▶ **Required task**
Give all of the lines again, with nothing added or dropped.

▶ **Data excerpts**
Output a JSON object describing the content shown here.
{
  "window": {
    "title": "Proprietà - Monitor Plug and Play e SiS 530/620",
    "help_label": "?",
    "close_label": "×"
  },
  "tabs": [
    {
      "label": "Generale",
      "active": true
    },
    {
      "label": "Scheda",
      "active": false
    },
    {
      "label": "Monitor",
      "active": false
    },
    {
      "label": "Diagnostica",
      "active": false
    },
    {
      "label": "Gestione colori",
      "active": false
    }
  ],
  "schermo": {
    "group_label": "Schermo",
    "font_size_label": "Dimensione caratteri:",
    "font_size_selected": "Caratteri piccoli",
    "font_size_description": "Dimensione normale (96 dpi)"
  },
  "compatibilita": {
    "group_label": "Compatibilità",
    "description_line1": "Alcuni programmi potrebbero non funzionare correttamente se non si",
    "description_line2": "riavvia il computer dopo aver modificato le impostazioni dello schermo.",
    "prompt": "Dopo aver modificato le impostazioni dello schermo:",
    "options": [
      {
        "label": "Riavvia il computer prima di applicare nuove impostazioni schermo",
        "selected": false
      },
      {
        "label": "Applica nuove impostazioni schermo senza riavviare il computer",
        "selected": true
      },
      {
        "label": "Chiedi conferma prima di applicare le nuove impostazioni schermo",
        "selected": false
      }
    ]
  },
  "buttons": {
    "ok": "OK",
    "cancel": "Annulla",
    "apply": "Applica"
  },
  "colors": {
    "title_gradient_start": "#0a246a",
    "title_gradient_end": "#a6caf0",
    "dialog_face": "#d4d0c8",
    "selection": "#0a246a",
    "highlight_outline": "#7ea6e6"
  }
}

▶ **Complete answer**
Output a JSON object describing the content shown here.
{
  "window": {
    "title": "Proprietà - Monitor Plug and Play e SiS 530/620",
    "help_label": "?",
    "close_label": "×"
  },
  "tabs": [
    {
      "label": "Generale",
      "active": true
    },
    {
      "label": "Scheda",
      "active": false
    },
    {
      "label": "Monitor",
      "active": false
    },
    {
      "label": "Diagnostica",
      "active": false
    },
    {
      "label": "Gestione colori",
      "active": false
    }
  ],
  "schermo": {
    "group_label": "Schermo",
    "font_size_label": "Dimensione caratteri:",
    "font_size_selected": "Caratteri piccoli",
    "font_size_description": "Dimensione normale (96 dpi)"
  },
  "compatibilita": {
    "group_label": "Compatibilità",
    "description_line1": "Alcuni programmi potrebbero non funzionare correttamente se non si",
    "description_line2": "riavvia il computer dopo aver modificato le impostazioni dello schermo.",
    "prompt": "Dopo aver modificato le impostazioni dello schermo:",
    "options": [
      {
        "label": "Riavvia il computer prima di applicare nuove impostazioni schermo",
        "selected": false
      },
      {
        "label": "Applica nuove impostazioni schermo senza riavviare il computer",
        "selected": true
      },
      {
        "label": "Chiedi conferma prima di applicare le nuove impostazioni schermo",
        "selected": false
      }
    ]
  },
  "buttons": {
    "ok": "OK",
    "cancel": "Annulla",
    "apply": "Applica"
  },
  "colors": {
    "title_gradient_start": "#0a246a",
    "title_gradient_end": "#a6caf0",
    "dialog_face": "#d4d0c8",
    "selection": "#0a246a",
    "highlight_outline": "#7ea6e6"
  }
}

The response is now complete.